WRITTEN EXERCISE
Identify the lines holding "this" and copy them.

RECORDS FOR THE TASK
====

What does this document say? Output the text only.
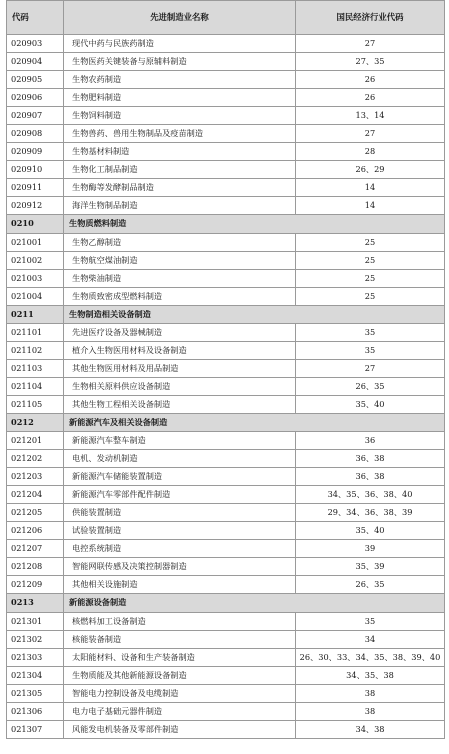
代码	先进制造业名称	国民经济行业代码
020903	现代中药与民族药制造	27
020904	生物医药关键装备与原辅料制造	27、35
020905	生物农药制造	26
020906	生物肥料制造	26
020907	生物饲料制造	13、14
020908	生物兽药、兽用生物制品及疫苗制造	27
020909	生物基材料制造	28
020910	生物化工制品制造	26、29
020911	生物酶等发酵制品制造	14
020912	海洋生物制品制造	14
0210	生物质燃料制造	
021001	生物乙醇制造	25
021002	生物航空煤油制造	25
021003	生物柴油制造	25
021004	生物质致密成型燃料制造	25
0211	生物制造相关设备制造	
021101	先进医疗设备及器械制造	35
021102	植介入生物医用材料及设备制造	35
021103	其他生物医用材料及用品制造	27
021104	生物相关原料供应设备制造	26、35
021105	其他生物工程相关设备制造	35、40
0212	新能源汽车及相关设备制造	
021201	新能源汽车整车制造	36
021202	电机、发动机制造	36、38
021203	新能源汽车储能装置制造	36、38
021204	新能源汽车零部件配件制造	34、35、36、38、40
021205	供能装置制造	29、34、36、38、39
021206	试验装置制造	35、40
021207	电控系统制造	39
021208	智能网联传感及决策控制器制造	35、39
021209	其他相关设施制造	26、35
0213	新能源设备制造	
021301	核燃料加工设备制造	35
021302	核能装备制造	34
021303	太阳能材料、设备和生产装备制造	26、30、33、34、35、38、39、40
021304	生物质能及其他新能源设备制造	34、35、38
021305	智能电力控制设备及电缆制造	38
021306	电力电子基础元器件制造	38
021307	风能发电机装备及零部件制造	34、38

====

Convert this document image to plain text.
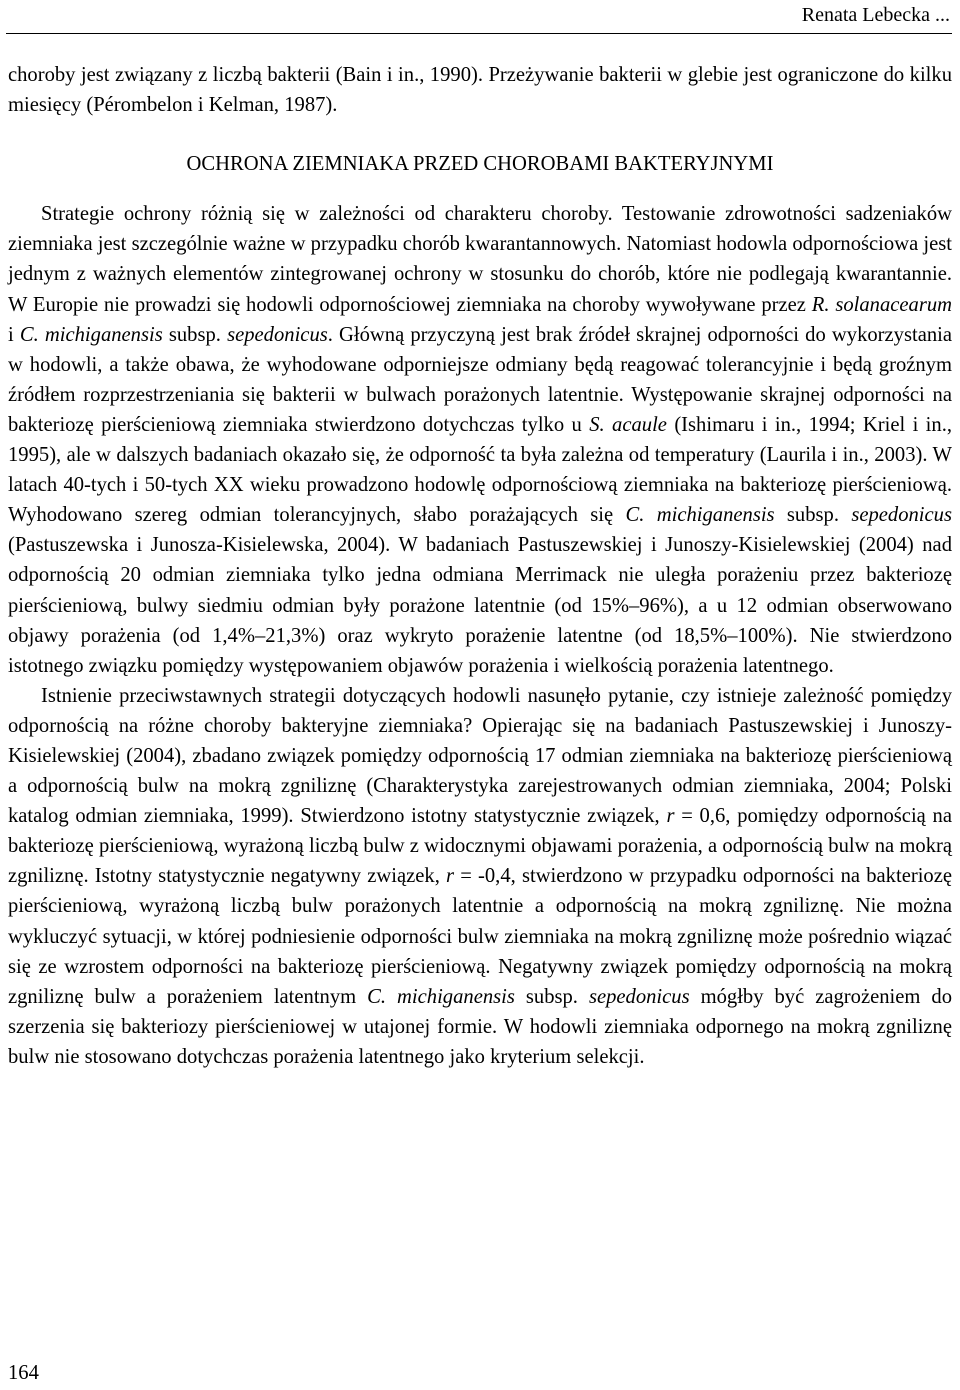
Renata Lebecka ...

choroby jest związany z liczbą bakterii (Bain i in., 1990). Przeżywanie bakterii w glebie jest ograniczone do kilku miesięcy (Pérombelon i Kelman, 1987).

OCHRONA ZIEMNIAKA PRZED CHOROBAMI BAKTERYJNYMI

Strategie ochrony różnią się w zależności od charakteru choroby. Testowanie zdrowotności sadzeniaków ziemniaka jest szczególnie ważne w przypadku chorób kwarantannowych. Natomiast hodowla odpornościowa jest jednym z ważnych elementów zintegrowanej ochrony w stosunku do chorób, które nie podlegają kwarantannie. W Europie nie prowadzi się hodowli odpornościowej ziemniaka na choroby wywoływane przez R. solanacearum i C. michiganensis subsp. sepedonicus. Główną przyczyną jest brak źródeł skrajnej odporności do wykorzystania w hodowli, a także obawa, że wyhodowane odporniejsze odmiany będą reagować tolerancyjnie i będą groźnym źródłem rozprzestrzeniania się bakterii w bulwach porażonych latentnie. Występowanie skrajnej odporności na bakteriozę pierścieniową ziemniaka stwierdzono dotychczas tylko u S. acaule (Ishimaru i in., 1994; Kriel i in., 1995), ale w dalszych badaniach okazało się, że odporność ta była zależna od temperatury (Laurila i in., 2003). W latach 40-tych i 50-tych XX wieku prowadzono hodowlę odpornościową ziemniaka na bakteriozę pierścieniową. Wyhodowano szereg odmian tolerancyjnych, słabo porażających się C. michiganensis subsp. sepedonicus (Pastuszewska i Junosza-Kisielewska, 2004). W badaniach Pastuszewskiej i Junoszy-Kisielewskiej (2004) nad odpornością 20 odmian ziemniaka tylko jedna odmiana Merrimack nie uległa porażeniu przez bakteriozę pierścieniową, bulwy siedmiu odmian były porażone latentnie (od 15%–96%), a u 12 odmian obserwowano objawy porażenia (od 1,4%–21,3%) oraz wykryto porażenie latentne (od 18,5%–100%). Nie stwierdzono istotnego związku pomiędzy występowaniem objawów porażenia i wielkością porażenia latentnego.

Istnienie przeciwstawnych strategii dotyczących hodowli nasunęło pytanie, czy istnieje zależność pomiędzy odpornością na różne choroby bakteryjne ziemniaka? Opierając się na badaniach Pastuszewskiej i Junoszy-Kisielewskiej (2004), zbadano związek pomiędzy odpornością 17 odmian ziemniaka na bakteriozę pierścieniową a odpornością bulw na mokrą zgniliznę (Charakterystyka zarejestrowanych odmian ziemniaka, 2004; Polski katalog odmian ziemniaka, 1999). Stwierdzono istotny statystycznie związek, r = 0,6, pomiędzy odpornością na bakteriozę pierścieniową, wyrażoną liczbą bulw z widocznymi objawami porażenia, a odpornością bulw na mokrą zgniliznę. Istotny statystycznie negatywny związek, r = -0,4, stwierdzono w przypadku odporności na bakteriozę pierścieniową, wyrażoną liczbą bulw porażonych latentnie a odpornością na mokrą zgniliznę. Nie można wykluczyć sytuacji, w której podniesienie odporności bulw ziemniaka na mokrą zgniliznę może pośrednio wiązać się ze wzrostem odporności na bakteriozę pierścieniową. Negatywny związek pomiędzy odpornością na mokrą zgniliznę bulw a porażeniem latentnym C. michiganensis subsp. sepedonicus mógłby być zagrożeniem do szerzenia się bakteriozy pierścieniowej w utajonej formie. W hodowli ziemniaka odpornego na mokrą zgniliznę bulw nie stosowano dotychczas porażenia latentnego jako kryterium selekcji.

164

====

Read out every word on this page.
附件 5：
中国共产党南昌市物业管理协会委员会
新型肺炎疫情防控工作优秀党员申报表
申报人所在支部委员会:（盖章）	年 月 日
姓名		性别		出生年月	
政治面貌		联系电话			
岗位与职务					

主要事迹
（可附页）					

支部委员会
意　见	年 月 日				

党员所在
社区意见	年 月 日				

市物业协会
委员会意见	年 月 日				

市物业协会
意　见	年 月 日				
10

====

IN RESPONSE
What does this document say? Output the text only.
Convert this document image to plain text.
Read out every word on this page.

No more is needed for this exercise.